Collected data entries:
· · · · · · ·

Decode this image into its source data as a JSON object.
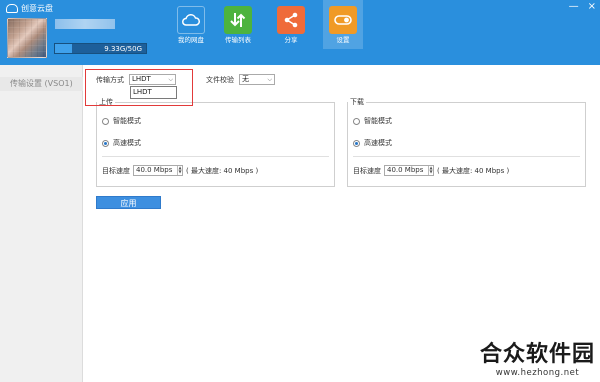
{
  "app": {
    "title": "创意云盘",
    "window_controls": [
      "—",
      "×"
    ]
  },
  "user": {
    "storage_text": "9.33G/50G",
    "storage_fraction": 0.187
  },
  "nav": {
    "items": [
      {
        "label": "我的网盘",
        "icon": "cloud-icon",
        "color": "#2a8fdd"
      },
      {
        "label": "传输列表",
        "icon": "transfer-icon",
        "color": "#4db33e"
      },
      {
        "label": "分享",
        "icon": "share-icon",
        "color": "#ef6b3a"
      },
      {
        "label": "设置",
        "icon": "settings-icon",
        "color": "#f09a26",
        "active": true
      }
    ]
  },
  "sidebar": {
    "items": [
      {
        "label": "传输设置 (VSO1)"
      }
    ]
  },
  "transfer": {
    "mode_label": "传输方式",
    "mode_value": "LHDT",
    "dropdown_option": "LHDT",
    "check_label": "文件校验",
    "check_value": "无"
  },
  "upload": {
    "title": "上传",
    "mode_smart": "智能模式",
    "mode_fast": "高速模式",
    "speed_label": "目标速度",
    "speed_value": "40.0 Mbps",
    "max_speed": "( 最大速度: 40 Mbps )"
  },
  "download": {
    "title": "下载",
    "mode_smart": "智能模式",
    "mode_fast": "高速模式",
    "speed_label": "目标速度",
    "speed_value": "40.0 Mbps",
    "max_speed": "( 最大速度: 40 Mbps )"
  },
  "apply_label": "应用",
  "watermark": {
    "title": "合众软件园",
    "url": "www.hezhong.net"
  },
  "colors": {
    "header": "#2a8fdd",
    "apply": "#3d8fe0",
    "highlight": "#e23a3a"
  }
}
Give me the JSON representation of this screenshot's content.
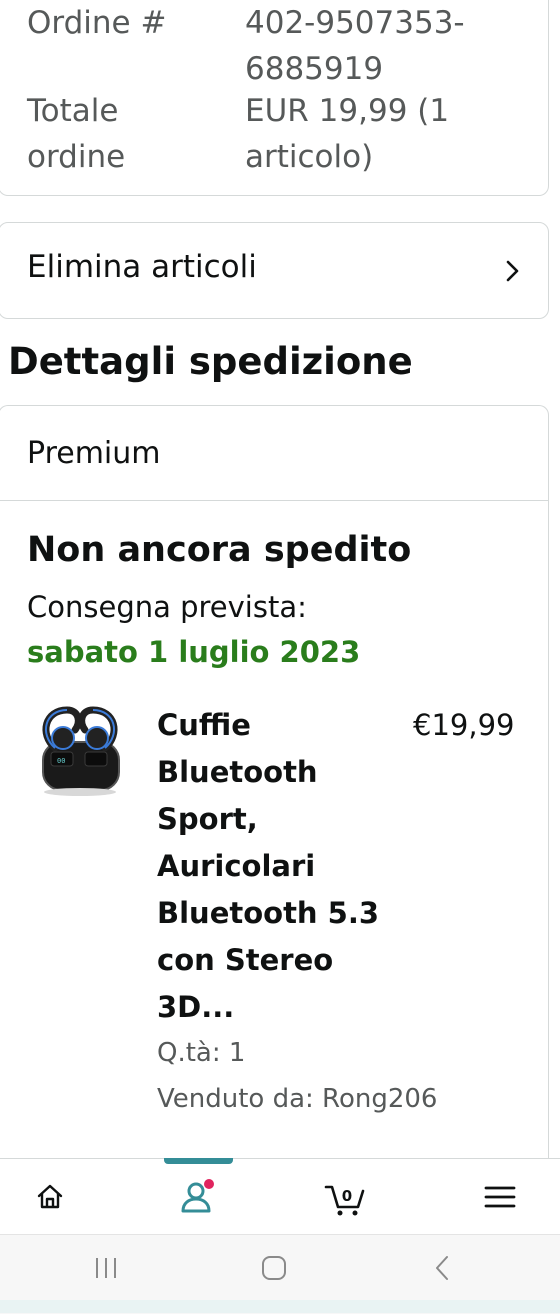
{
  "order": {
    "number_label": "Ordine #",
    "number_value_line1": "402-9507353-",
    "number_value_line2": "6885919",
    "total_label_line1": "Totale",
    "total_label_line2": "ordine",
    "total_value_line1": "EUR 19,99 (1",
    "total_value_line2": "articolo)"
  },
  "actions": {
    "delete_items": "Elimina articoli"
  },
  "shipping": {
    "title": "Dettagli spedizione",
    "program": "Premium",
    "status": "Non ancora spedito",
    "eta_label": "Consegna prevista:",
    "eta_date": "sabato 1 luglio 2023",
    "eta_color": "#2a7d1c"
  },
  "product": {
    "title_lines": [
      "Cuffie",
      "Bluetooth",
      "Sport,",
      "Auricolari",
      "Bluetooth 5.3",
      "con Stereo",
      "3D..."
    ],
    "price": "€19,99",
    "quantity": "Q.tà: 1",
    "seller": "Venduto da: Rong206"
  },
  "bottom_nav": {
    "items": [
      {
        "icon": "home-icon"
      },
      {
        "icon": "account-icon",
        "active": true,
        "badge_color": "#e0245e"
      },
      {
        "icon": "cart-icon",
        "count": "0"
      },
      {
        "icon": "menu-icon"
      }
    ],
    "accent_color": "#348d97"
  },
  "system_nav": {
    "items": [
      "recent-apps-icon",
      "home-button-icon",
      "back-icon"
    ]
  }
}
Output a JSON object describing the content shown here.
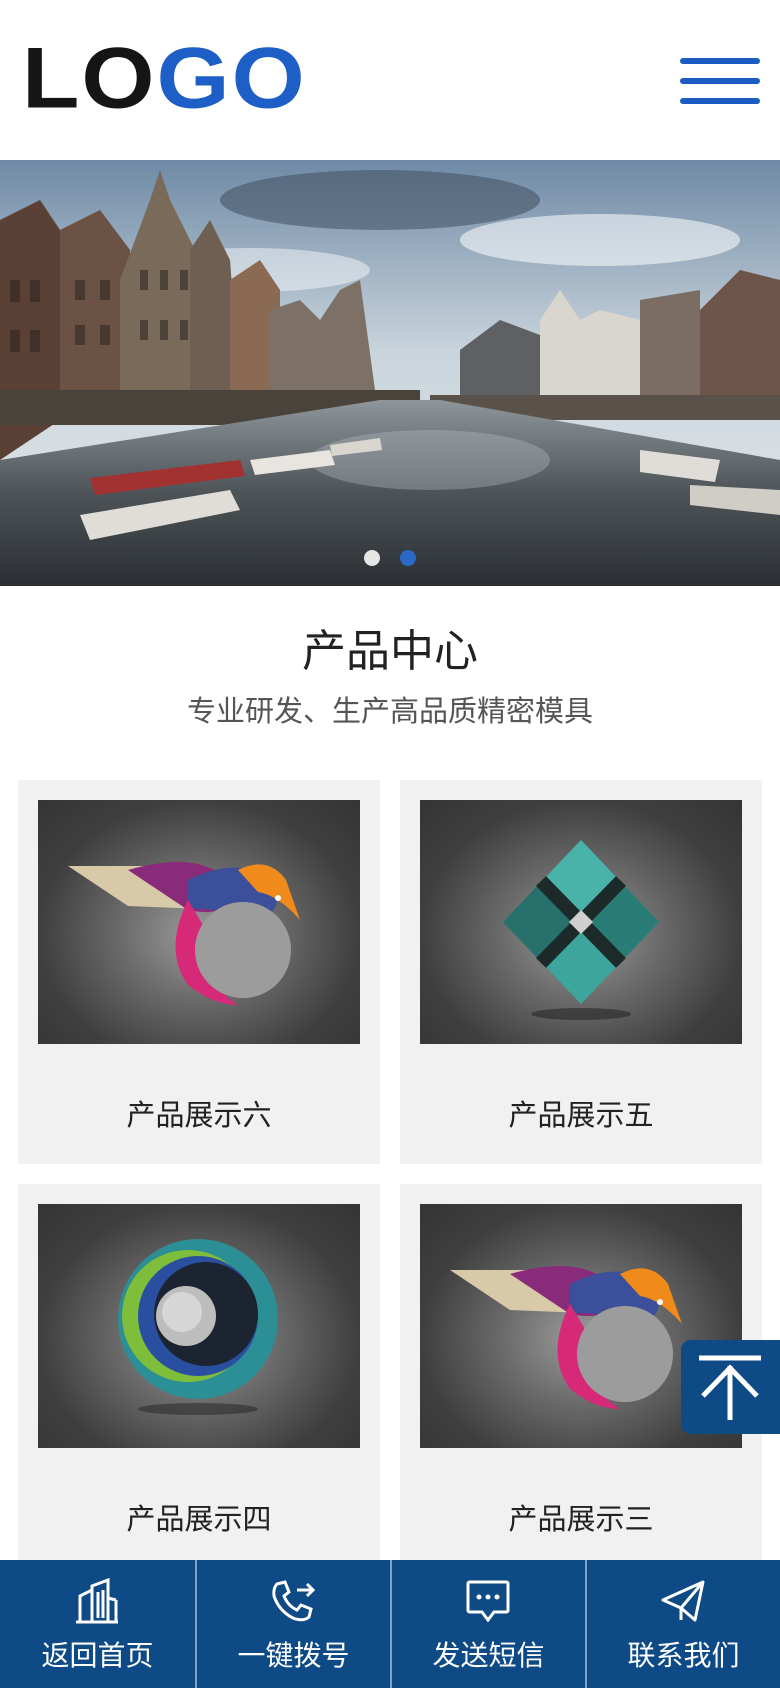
{
  "header": {
    "logo_dark": "LO",
    "logo_accent": "GO"
  },
  "banner": {
    "slides_total": 2,
    "active_slide": 2
  },
  "products": {
    "title": "产品中心",
    "subtitle": "专业研发、生产高品质精密模具",
    "items": [
      {
        "label": "产品展示六",
        "icon": "bird-logo-icon"
      },
      {
        "label": "产品展示五",
        "icon": "diamond-logo-icon"
      },
      {
        "label": "产品展示四",
        "icon": "ring-logo-icon"
      },
      {
        "label": "产品展示三",
        "icon": "bird-logo-icon"
      }
    ]
  },
  "bottom_nav": [
    {
      "label": "返回首页",
      "icon": "building-icon"
    },
    {
      "label": "一键拨号",
      "icon": "phone-icon"
    },
    {
      "label": "发送短信",
      "icon": "message-icon"
    },
    {
      "label": "联系我们",
      "icon": "paper-plane-icon"
    }
  ],
  "colors": {
    "brand_blue": "#1d5fc6",
    "nav_bg": "#0d4a86",
    "card_bg": "#f1f1f1"
  }
}
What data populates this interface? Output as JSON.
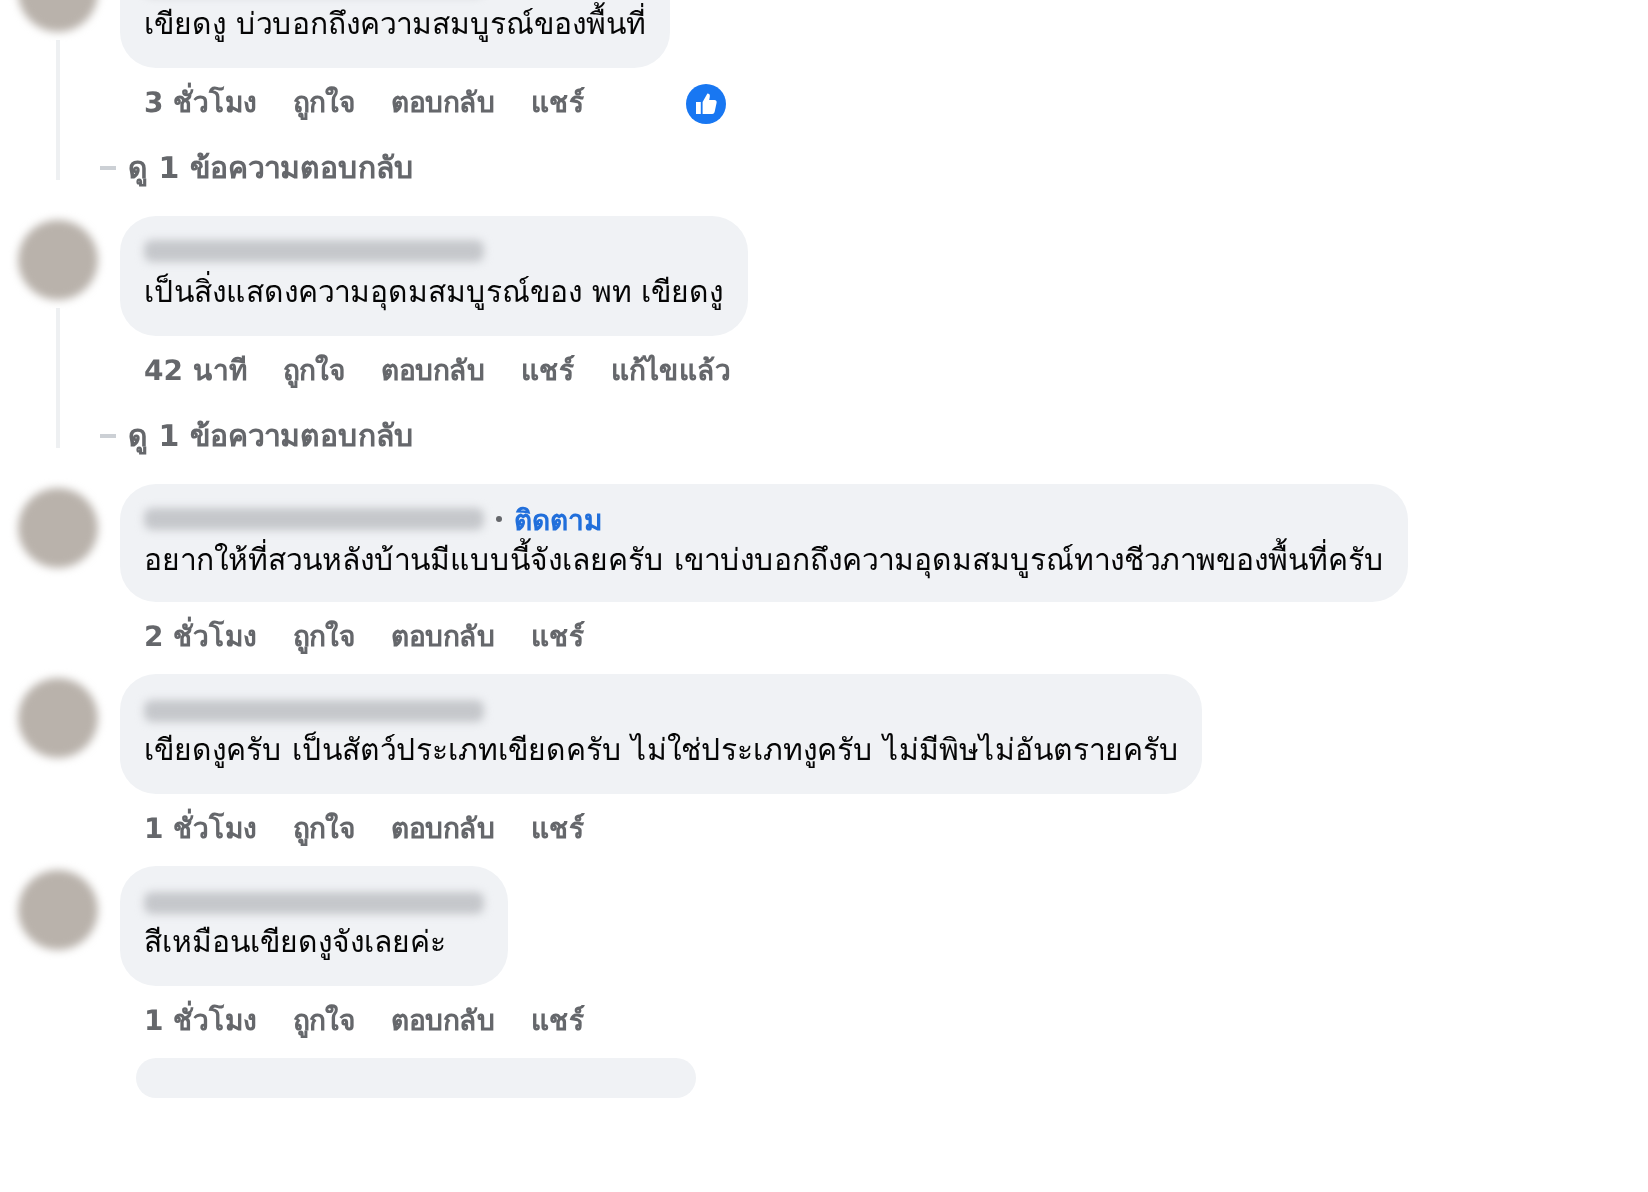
{
  "comments": [
    {
      "text": "เขียดงู บ่วบอกถึงความสมบูรณ์ของพื้นที่",
      "time": "3 ชั่วโมง",
      "actions": [
        "ถูกใจ",
        "ตอบกลับ",
        "แชร์"
      ],
      "reaction": {
        "kind": "like"
      },
      "replies_link": "ดู 1 ข้อความตอบกลับ"
    },
    {
      "text": "เป็นสิ่งแสดงความอุดมสมบูรณ์ของ พท เขียดงู",
      "time": "42 นาที",
      "actions": [
        "ถูกใจ",
        "ตอบกลับ",
        "แชร์"
      ],
      "edited": "แก้ไขแล้ว",
      "replies_link": "ดู 1 ข้อความตอบกลับ"
    },
    {
      "text": "อยากให้ที่สวนหลังบ้านมีแบบนี้จังเลยครับ เขาบ่งบอกถึงความอุดมสมบูรณ์ทางชีวภาพของพื้นที่ครับ",
      "follow": "ติดตาม",
      "time": "2 ชั่วโมง",
      "actions": [
        "ถูกใจ",
        "ตอบกลับ",
        "แชร์"
      ]
    },
    {
      "text": "เขียดงูครับ เป็นสัตว์ประเภทเขียดครับ ไม่ใช่ประเภทงูครับ ไม่มีพิษไม่อันตรายครับ",
      "time": "1 ชั่วโมง",
      "actions": [
        "ถูกใจ",
        "ตอบกลับ",
        "แชร์"
      ]
    },
    {
      "text": "สีเหมือนเขียดงูจังเลยค่ะ",
      "time": "1 ชั่วโมง",
      "actions": [
        "ถูกใจ",
        "ตอบกลับ",
        "แชร์"
      ]
    }
  ]
}
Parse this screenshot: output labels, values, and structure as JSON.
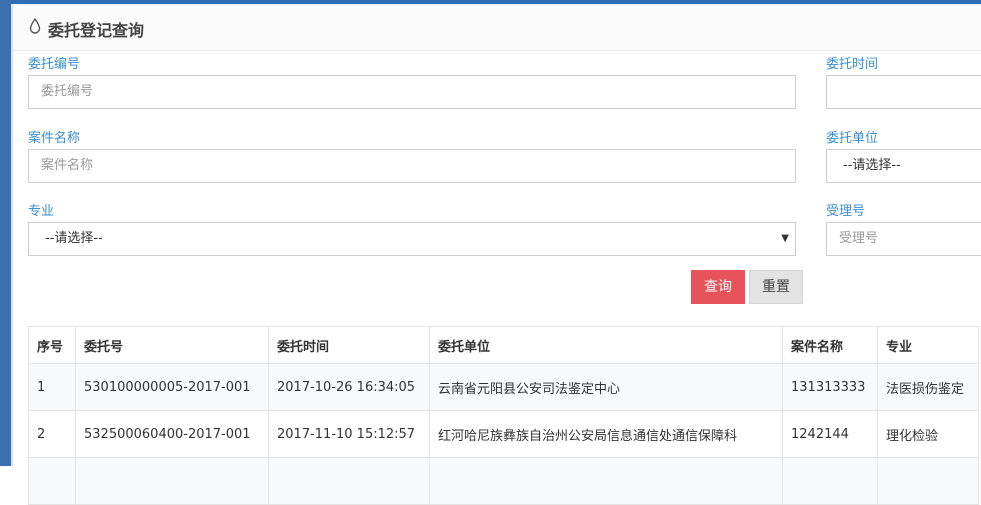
{
  "panel": {
    "title": "委托登记查询",
    "icon": "drop-icon"
  },
  "form": {
    "entrust_no": {
      "label": "委托编号",
      "placeholder": "委托编号"
    },
    "entrust_time": {
      "label": "委托时间",
      "value": ""
    },
    "case_name": {
      "label": "案件名称",
      "placeholder": "案件名称"
    },
    "entrust_unit": {
      "label": "委托单位",
      "selected": "--请选择--"
    },
    "specialty": {
      "label": "专业",
      "selected": "--请选择--"
    },
    "acceptance_no": {
      "label": "受理号",
      "placeholder": "受理号"
    }
  },
  "buttons": {
    "query": "查询",
    "reset": "重置"
  },
  "table": {
    "headers": [
      "序号",
      "委托号",
      "委托时间",
      "委托单位",
      "案件名称",
      "专业"
    ],
    "rows": [
      [
        "1",
        "530100000005-2017-001",
        "2017-10-26 16:34:05",
        "云南省元阳县公安司法鉴定中心",
        "131313333",
        "法医损伤鉴定"
      ],
      [
        "2",
        "532500060400-2017-001",
        "2017-11-10 15:12:57",
        "红河哈尼族彝族自治州公安局信息通信处通信保障科",
        "1242144",
        "理化检验"
      ],
      [
        "",
        "",
        "",
        "",
        "",
        ""
      ]
    ]
  },
  "colors": {
    "accent_label": "#3a8fd0",
    "query_button": "#e8525a",
    "sidebar": "#3a6fb0"
  }
}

· · · · · · ·

Collect every line with the string "LHDT" from the records, and copy each.

(The result)
    "mode_value": "LHDT",
    "dropdown_option": "LHDT",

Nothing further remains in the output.